What needs to be done - Copy every line with the string "align" in it.

==*==

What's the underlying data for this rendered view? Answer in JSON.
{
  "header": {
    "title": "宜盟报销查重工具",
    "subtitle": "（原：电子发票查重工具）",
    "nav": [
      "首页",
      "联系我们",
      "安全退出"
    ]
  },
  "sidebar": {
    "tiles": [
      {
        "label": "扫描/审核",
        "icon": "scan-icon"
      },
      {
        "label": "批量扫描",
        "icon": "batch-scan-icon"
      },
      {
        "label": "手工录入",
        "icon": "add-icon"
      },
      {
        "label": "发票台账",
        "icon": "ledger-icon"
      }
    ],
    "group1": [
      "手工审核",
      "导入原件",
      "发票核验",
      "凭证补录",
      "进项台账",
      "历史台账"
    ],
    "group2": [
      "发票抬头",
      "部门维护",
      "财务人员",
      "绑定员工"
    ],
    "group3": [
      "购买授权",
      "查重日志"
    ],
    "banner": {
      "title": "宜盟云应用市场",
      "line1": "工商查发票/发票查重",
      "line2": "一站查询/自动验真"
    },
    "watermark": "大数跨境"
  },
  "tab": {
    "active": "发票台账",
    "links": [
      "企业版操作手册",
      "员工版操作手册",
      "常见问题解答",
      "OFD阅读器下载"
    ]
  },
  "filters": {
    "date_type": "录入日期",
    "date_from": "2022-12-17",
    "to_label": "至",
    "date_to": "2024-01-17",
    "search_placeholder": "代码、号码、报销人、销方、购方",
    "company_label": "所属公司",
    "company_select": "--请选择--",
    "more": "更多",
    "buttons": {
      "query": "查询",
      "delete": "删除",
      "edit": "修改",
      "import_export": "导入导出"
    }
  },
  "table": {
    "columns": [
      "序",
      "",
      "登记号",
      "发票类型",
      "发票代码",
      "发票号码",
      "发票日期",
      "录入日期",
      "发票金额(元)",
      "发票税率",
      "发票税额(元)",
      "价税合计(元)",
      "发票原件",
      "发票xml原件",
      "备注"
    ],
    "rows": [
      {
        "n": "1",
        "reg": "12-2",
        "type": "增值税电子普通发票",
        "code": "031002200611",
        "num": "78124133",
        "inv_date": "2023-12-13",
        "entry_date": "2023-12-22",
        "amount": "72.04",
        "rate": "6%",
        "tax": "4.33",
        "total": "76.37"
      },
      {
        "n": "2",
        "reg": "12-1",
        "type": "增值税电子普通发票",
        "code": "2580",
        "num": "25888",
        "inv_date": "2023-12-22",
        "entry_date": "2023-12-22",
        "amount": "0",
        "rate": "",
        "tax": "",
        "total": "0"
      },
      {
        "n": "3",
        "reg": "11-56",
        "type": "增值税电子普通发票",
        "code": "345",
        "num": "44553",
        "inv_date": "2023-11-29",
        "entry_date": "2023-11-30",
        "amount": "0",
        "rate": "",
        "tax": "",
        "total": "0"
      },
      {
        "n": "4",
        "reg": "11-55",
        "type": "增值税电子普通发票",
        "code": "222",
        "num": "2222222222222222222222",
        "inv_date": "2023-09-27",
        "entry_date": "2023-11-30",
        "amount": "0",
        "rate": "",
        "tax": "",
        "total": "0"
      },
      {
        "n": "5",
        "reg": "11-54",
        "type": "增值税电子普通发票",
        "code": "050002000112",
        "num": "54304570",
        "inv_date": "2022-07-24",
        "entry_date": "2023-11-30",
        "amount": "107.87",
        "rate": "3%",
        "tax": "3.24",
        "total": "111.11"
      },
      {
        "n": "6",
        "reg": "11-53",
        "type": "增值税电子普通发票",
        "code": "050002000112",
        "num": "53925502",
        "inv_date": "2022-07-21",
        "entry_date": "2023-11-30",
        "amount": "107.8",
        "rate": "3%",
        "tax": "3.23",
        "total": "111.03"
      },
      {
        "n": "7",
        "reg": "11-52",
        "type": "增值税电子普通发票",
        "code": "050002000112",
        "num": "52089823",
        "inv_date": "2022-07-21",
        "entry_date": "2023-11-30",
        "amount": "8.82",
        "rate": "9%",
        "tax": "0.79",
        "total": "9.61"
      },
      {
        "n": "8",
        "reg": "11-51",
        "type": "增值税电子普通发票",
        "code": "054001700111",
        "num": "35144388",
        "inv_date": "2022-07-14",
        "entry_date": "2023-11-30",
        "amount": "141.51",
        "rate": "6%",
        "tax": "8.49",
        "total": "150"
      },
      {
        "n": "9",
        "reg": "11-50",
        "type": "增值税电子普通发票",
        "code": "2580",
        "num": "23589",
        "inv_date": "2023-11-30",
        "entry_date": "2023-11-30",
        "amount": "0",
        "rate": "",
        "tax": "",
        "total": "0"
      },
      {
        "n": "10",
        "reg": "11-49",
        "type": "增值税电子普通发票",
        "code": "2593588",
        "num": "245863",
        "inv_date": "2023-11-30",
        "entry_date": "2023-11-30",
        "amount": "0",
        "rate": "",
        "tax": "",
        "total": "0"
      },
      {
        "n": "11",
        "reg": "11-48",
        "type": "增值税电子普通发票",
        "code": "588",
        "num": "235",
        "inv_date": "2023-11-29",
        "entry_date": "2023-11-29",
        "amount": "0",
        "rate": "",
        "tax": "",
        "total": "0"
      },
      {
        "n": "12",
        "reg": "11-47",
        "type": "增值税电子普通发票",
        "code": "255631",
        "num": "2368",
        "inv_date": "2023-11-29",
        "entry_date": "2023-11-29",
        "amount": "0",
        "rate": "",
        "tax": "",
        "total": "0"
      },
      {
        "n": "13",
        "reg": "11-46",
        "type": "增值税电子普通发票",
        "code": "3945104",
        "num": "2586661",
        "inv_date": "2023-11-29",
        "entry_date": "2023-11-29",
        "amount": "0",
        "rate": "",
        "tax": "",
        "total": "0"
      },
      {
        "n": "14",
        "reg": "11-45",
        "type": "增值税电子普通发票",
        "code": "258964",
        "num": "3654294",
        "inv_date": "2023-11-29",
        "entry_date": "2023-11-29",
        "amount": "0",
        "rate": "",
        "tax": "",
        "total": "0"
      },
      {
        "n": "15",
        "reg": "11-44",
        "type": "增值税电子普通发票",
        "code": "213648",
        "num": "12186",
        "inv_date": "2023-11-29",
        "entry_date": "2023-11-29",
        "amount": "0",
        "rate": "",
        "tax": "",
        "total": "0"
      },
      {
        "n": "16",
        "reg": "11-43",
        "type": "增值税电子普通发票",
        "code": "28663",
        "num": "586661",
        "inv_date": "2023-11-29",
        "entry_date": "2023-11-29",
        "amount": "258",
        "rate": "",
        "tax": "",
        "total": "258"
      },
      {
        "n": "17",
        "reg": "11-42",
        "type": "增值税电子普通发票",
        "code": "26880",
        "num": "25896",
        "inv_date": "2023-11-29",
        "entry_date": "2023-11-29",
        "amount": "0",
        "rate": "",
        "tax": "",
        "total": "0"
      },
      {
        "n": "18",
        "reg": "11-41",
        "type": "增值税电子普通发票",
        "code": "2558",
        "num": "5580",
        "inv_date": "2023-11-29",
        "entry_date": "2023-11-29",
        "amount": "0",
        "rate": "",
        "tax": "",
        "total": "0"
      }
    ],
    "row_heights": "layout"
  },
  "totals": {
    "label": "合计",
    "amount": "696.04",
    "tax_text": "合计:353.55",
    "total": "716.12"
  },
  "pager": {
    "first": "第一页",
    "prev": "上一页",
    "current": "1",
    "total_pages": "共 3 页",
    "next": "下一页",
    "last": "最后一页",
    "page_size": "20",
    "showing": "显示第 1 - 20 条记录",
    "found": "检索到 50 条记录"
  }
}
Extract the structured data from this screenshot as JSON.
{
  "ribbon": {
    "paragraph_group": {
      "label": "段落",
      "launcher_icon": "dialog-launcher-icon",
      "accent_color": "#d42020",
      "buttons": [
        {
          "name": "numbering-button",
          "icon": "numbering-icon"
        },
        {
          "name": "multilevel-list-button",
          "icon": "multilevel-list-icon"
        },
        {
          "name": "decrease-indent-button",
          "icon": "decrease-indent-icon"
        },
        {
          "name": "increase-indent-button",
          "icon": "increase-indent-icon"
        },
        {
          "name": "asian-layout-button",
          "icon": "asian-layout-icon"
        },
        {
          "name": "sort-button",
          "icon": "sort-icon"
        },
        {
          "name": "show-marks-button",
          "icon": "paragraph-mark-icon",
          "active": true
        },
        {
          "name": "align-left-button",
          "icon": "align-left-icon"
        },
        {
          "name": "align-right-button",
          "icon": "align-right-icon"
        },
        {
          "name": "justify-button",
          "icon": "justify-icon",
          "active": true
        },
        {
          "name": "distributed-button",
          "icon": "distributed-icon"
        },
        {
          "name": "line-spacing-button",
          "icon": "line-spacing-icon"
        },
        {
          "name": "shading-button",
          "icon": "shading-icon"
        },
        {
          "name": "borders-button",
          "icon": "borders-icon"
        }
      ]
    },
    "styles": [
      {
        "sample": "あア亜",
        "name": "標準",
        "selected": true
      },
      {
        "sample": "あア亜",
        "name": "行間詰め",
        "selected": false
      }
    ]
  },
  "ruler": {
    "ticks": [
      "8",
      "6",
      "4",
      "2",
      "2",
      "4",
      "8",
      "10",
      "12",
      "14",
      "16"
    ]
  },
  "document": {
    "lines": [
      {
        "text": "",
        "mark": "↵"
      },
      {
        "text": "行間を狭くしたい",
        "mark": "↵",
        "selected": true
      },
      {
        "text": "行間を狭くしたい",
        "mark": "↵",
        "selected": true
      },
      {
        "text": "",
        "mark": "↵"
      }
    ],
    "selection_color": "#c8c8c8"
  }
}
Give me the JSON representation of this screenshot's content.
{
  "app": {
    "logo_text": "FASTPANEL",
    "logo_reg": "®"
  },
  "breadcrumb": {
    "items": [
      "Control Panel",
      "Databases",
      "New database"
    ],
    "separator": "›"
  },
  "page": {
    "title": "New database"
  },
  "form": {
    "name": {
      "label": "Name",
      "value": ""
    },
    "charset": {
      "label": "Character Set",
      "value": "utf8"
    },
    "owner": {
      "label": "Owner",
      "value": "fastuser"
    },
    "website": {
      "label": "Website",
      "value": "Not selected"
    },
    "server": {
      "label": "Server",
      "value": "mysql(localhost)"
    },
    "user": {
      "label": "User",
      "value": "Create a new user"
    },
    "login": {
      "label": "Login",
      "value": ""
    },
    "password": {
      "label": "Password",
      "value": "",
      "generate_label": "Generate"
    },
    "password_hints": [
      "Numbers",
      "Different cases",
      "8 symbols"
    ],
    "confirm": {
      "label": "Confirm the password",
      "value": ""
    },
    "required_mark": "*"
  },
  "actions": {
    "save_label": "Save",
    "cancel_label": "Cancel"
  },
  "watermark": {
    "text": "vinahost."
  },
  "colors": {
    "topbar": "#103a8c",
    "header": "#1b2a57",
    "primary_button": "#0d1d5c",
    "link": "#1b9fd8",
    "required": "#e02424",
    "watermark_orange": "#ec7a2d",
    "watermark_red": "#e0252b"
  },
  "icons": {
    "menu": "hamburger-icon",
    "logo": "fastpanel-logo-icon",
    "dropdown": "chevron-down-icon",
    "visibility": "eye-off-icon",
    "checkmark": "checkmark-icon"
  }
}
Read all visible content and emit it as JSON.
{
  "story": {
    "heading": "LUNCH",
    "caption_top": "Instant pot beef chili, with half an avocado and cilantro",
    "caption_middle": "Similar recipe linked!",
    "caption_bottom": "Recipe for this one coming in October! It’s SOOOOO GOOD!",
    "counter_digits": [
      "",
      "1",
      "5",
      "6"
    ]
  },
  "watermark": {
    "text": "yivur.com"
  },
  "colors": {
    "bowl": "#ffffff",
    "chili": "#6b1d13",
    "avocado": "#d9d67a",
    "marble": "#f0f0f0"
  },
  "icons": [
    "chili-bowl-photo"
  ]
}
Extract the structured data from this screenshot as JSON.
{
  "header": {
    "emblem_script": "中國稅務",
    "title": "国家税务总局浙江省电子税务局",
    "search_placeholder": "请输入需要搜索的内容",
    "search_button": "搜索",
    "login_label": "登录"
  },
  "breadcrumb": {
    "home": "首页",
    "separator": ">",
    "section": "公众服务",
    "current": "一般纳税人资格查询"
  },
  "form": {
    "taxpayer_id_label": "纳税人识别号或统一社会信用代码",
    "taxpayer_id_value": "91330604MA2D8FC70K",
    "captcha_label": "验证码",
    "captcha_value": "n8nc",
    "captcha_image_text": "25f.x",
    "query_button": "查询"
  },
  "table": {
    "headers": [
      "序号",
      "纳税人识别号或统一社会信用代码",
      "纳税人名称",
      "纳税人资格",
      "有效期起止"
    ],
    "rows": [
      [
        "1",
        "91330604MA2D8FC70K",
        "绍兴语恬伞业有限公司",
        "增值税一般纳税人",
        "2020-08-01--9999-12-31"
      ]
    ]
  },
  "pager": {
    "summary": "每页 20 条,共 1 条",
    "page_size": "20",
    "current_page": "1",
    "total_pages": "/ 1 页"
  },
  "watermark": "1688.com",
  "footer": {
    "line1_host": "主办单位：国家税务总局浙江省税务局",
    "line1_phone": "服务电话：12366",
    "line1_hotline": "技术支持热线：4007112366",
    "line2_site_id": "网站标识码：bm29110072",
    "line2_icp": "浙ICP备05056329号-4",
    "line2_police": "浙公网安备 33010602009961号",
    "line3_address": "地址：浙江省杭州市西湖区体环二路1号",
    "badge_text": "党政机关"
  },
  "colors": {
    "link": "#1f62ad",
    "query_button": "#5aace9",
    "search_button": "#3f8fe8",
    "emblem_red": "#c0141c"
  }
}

==*==

Solution -
          "name": "align-left-button",
          "icon": "align-left-icon"
          "name": "align-right-button",
          "icon": "align-right-icon"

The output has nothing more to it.